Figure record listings
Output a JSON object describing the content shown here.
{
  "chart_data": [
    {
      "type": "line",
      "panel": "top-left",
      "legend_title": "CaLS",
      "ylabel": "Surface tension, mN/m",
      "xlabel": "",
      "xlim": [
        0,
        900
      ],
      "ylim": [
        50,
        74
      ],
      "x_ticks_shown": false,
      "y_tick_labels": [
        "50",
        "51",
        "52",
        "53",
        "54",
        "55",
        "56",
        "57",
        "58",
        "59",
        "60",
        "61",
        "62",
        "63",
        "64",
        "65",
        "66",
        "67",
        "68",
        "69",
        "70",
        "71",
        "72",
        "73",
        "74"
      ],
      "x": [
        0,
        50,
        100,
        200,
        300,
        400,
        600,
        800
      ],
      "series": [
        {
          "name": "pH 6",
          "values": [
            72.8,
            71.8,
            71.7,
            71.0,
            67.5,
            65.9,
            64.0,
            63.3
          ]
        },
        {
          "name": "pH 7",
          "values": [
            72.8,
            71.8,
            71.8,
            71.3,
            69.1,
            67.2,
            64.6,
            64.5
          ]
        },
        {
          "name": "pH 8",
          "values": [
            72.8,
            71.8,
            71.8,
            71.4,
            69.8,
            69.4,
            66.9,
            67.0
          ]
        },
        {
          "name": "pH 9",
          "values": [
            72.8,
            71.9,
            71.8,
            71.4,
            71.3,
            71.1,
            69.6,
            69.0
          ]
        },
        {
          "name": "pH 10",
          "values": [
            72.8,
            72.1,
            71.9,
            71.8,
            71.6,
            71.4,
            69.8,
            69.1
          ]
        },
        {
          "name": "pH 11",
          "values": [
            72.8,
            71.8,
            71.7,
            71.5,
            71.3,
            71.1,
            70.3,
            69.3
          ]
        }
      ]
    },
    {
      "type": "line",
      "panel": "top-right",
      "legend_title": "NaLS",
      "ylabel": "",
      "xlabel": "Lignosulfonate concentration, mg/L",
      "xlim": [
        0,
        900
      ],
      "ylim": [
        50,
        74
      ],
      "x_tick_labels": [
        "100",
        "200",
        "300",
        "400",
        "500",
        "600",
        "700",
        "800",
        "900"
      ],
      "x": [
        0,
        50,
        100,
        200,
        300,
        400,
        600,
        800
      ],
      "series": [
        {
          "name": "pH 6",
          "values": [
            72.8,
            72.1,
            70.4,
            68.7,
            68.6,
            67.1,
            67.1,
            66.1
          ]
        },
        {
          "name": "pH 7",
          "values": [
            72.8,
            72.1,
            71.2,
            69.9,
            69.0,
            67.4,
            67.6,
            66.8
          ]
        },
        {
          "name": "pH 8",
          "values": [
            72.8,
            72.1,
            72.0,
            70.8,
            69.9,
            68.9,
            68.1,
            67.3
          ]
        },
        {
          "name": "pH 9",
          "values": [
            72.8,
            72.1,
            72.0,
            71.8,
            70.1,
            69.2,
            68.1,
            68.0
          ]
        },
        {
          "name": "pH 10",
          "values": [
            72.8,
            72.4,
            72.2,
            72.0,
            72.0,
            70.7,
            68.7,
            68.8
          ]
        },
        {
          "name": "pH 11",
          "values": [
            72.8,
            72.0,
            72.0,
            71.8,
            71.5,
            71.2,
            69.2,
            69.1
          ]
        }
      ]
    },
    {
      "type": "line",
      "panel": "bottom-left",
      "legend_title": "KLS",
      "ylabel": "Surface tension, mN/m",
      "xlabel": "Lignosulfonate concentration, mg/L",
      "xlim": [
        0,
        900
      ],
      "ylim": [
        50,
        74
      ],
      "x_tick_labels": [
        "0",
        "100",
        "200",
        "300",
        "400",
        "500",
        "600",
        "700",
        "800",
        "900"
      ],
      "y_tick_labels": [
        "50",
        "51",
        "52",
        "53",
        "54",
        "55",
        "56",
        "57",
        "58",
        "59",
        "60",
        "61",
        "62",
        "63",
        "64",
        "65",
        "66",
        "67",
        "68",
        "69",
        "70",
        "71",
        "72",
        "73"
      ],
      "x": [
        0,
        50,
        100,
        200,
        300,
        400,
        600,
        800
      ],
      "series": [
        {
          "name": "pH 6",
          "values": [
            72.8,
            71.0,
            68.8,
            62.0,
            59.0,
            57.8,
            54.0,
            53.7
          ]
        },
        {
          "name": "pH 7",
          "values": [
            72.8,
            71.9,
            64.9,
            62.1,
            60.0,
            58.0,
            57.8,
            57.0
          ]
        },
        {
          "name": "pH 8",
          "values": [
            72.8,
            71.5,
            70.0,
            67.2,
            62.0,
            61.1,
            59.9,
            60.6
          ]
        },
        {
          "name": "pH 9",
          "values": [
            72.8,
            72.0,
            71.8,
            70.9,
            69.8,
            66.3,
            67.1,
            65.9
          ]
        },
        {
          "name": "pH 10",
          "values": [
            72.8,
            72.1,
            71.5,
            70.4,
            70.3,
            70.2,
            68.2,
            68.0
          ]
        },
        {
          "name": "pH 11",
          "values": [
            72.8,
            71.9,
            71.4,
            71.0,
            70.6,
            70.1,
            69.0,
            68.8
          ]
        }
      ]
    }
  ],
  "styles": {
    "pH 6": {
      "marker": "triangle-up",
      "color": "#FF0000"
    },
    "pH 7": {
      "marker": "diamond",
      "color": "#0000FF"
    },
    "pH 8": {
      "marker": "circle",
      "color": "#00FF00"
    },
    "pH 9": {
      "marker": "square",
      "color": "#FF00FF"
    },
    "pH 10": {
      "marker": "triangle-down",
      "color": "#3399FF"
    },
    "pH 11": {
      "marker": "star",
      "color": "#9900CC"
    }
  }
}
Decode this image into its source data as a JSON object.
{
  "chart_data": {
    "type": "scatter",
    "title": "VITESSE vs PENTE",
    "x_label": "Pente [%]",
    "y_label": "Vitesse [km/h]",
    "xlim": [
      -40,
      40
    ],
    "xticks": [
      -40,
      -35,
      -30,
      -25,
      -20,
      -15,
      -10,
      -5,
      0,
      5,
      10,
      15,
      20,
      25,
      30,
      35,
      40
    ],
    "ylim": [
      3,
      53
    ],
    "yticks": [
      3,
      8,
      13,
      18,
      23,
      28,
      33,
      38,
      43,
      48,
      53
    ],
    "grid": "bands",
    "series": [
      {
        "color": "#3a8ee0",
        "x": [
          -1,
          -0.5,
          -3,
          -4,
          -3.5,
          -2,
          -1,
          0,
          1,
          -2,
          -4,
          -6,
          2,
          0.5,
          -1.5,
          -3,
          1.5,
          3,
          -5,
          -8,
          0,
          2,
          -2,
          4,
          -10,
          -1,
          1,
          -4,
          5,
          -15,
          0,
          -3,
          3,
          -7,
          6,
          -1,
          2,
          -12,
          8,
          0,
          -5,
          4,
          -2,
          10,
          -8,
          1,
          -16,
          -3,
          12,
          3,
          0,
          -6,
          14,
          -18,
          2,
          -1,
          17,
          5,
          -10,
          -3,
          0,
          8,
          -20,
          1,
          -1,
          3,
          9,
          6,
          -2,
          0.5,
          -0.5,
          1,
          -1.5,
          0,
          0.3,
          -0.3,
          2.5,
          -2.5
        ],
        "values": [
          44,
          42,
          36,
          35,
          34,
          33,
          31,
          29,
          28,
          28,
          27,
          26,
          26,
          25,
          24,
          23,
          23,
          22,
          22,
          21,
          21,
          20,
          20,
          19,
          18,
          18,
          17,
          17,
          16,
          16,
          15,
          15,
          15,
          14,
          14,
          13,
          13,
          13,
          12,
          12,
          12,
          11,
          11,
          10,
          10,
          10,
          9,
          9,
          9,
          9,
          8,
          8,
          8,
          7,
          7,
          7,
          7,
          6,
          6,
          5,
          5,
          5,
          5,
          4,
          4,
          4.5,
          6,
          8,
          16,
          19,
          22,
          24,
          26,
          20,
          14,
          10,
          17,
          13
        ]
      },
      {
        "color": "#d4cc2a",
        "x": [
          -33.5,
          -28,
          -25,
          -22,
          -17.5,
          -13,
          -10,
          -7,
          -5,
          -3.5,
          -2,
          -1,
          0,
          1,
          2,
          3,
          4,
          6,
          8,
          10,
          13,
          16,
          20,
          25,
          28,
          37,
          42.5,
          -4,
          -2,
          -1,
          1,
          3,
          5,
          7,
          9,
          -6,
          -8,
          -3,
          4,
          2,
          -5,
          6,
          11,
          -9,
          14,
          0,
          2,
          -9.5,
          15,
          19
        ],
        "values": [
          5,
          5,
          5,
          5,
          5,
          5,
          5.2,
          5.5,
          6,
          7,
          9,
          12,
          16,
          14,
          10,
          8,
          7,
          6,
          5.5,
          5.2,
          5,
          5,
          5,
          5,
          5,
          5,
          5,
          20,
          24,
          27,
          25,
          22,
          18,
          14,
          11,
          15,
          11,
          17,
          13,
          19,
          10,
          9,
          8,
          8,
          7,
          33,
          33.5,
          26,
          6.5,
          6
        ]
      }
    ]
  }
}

Exercise: Search the data above for the string "object" and copy each line that has it.

Reply to the exercise:
Output a JSON object describing the content shown here.
Decode this image into its source data as a JSON object.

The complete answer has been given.